--- start of DATASET EXTRACT ---

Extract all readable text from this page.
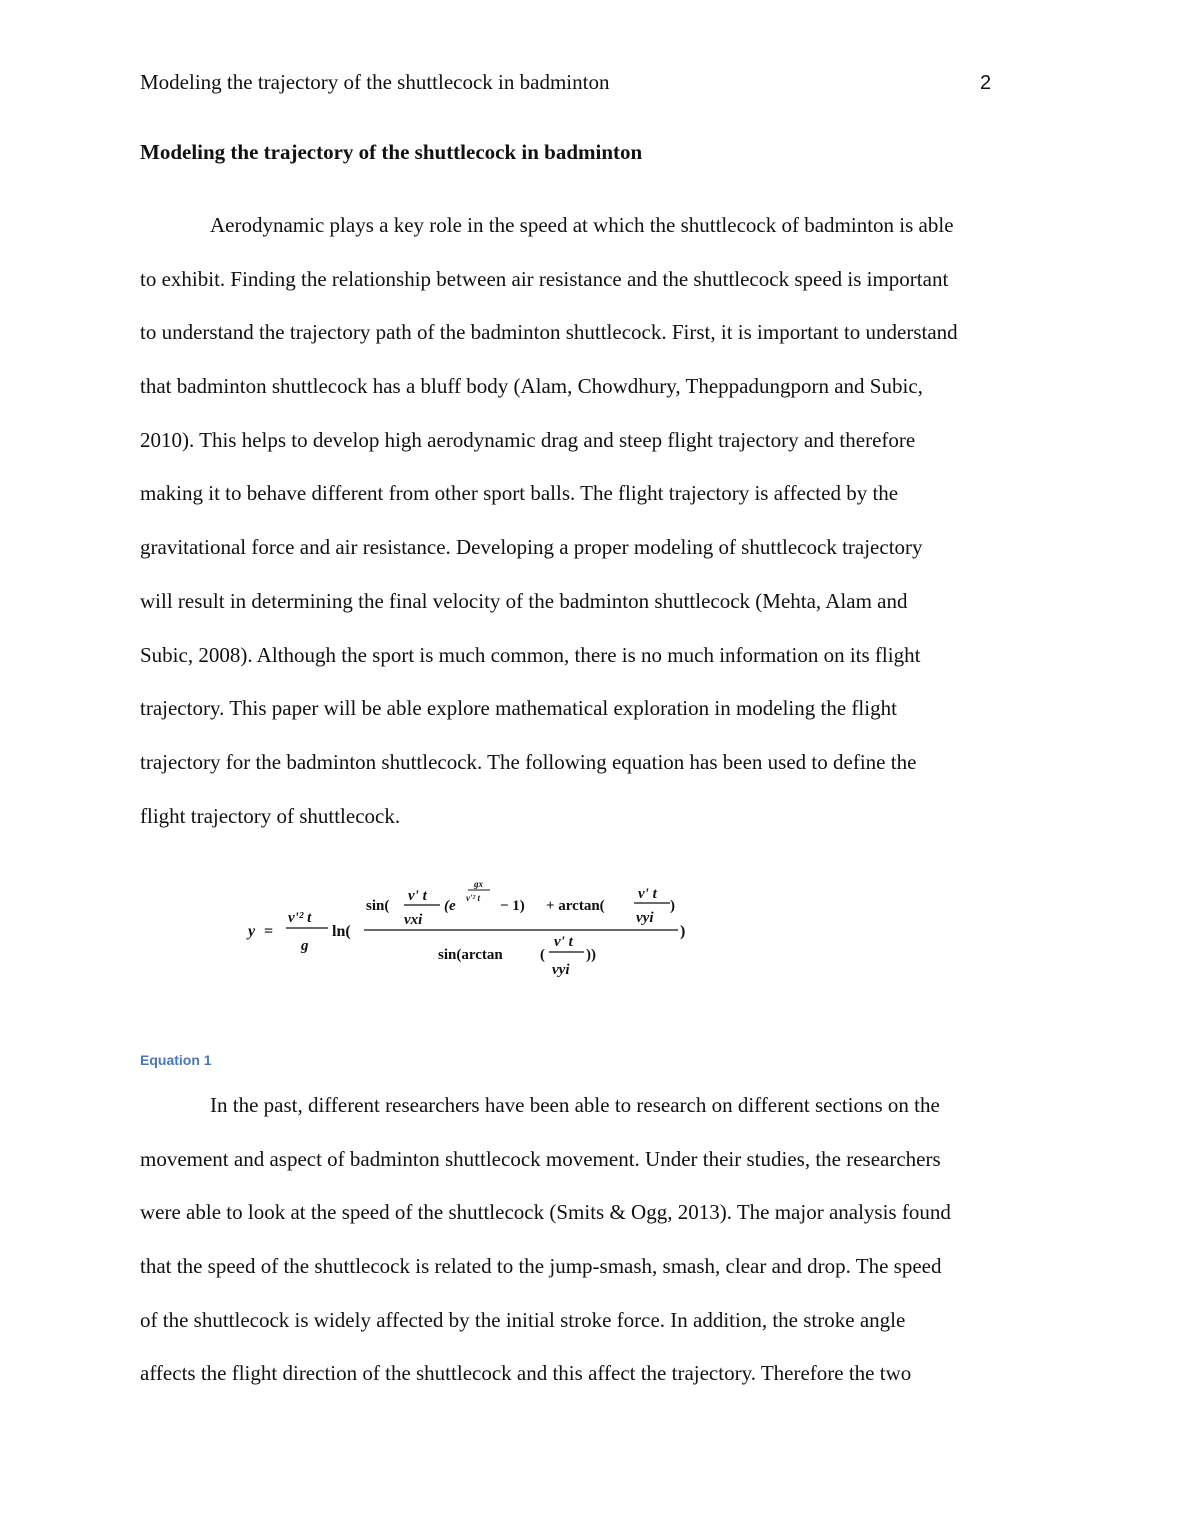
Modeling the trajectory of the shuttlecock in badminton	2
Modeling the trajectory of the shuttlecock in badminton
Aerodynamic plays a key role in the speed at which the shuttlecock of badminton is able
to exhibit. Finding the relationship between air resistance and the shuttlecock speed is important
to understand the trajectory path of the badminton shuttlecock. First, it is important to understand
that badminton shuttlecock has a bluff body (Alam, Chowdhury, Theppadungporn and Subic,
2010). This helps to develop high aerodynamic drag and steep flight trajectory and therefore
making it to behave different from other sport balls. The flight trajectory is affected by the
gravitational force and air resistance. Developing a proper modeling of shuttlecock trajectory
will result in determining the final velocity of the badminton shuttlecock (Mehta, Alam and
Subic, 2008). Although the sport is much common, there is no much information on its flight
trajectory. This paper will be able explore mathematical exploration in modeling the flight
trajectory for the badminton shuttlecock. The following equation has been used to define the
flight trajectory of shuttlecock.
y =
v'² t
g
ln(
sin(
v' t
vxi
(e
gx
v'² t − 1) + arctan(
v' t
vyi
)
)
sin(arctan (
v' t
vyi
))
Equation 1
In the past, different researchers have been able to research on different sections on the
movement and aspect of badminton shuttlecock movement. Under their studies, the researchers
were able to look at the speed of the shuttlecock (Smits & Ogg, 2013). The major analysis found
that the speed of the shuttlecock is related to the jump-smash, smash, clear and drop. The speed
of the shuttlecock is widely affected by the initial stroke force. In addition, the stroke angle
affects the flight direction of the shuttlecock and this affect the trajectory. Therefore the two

--- end of DATASET EXTRACT ---
--- start of DATASET EXTRACT ---

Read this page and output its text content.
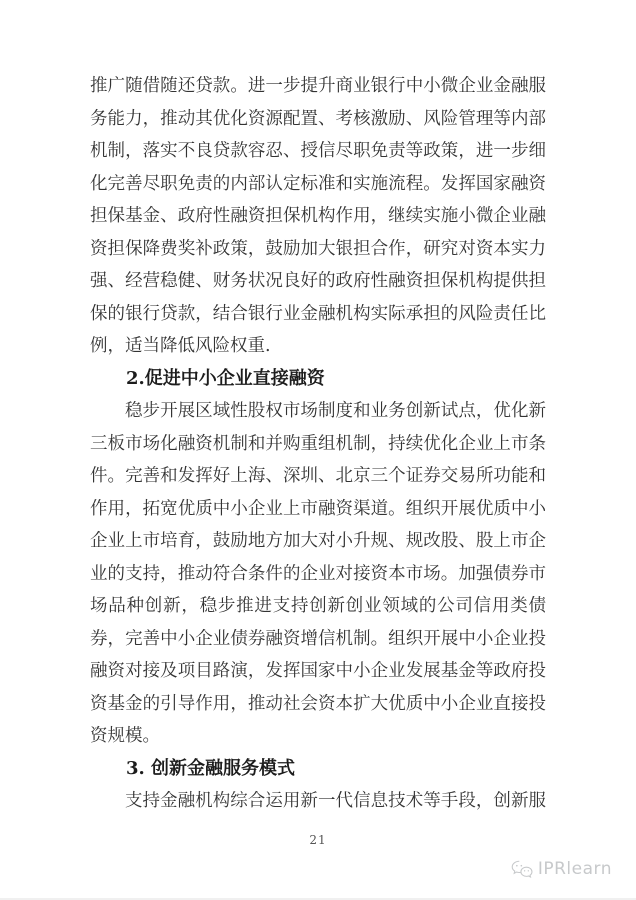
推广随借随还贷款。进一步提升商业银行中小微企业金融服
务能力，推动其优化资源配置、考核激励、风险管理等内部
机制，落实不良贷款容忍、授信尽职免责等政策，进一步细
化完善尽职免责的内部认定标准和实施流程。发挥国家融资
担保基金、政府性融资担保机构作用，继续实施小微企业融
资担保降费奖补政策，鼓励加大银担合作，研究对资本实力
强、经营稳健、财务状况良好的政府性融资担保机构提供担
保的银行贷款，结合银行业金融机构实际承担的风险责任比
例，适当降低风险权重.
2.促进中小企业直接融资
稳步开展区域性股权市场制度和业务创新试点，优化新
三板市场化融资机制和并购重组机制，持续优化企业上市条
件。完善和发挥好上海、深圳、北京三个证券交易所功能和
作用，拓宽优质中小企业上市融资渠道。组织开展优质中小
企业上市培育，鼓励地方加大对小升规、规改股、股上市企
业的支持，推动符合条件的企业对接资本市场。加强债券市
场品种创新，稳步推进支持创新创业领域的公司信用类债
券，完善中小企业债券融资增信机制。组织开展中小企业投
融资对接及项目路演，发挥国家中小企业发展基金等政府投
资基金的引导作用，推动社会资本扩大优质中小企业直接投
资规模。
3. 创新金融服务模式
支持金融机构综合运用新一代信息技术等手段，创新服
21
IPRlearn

--- end of DATASET EXTRACT ---

WHAT YOU ARE ASKED TO DO: Pull out all lines containing the word "been" from the entries above.

EXPECTED OUTPUT:
trajectory for the badminton shuttlecock. The following equation has been used to define the
In the past, different researchers have been able to research on different sections on the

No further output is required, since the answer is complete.